▶ THE INPUT:

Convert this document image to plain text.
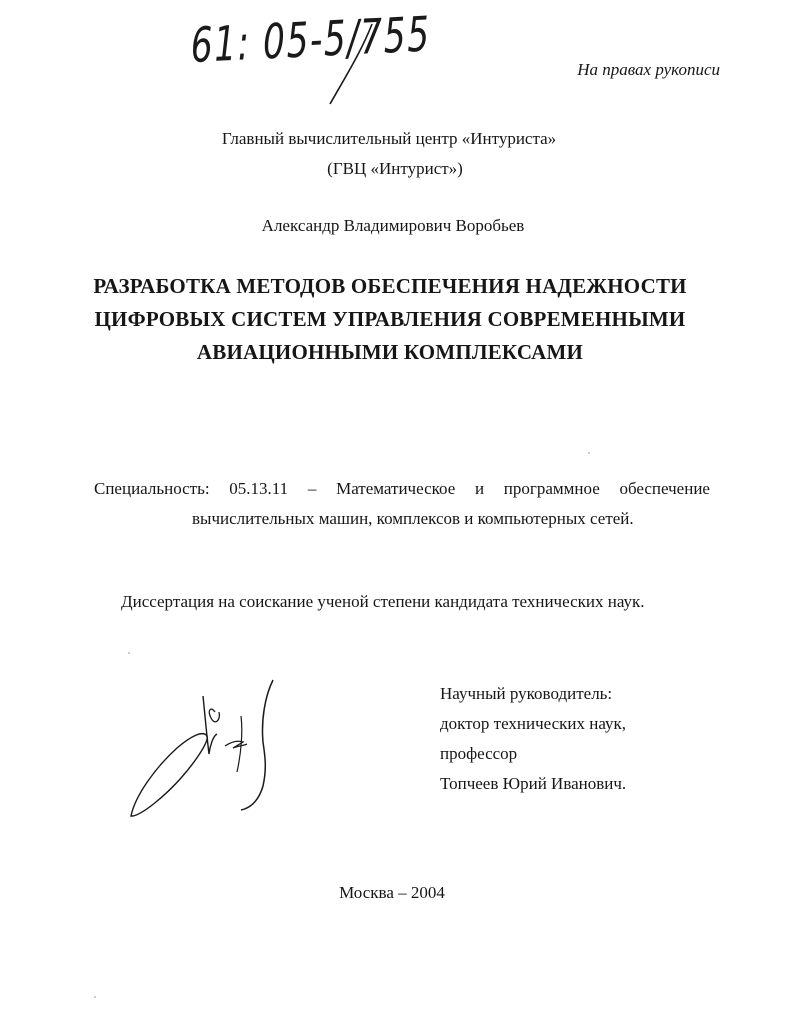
61: 05-5/755	На правах рукописи
Главный вычислительный центр «Интуриста»
(ГВЦ «Интурист»)
Александр Владимирович Воробьев
РАЗРАБОТКА МЕТОДОВ ОБЕСПЕЧЕНИЯ НАДЕЖНОСТИ
ЦИФРОВЫХ СИСТЕМ УПРАВЛЕНИЯ СОВРЕМЕННЫМИ
АВИАЦИОННЫМИ КОМПЛЕКСАМИ
Специальность: 05.13.11 – Математическое и программное обеспечение
вычислительных машин, комплексов и компьютерных сетей.
Диссертация на соискание ученой степени кандидата технических наук.
Научный руководитель:
доктор технических наук,
профессор
Топчеев Юрий Иванович.
Москва – 2004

▶ REQUIRED WORK: The records above are to be restated exactly, without their pictures.

▶ SOLUTION FOR THIS EXERCISE:
Convert this document image to plain text.
61: 05-5/755	На правах рукописи
Главный вычислительный центр «Интуриста»
(ГВЦ «Интурист»)
Александр Владимирович Воробьев
РАЗРАБОТКА МЕТОДОВ ОБЕСПЕЧЕНИЯ НАДЕЖНОСТИ
ЦИФРОВЫХ СИСТЕМ УПРАВЛЕНИЯ СОВРЕМЕННЫМИ
АВИАЦИОННЫМИ КОМПЛЕКСАМИ
Специальность: 05.13.11 – Математическое и программное обеспечение
вычислительных машин, комплексов и компьютерных сетей.
Диссертация на соискание ученой степени кандидата технических наук.
Научный руководитель:
доктор технических наук,
профессор
Топчеев Юрий Иванович.
Москва – 2004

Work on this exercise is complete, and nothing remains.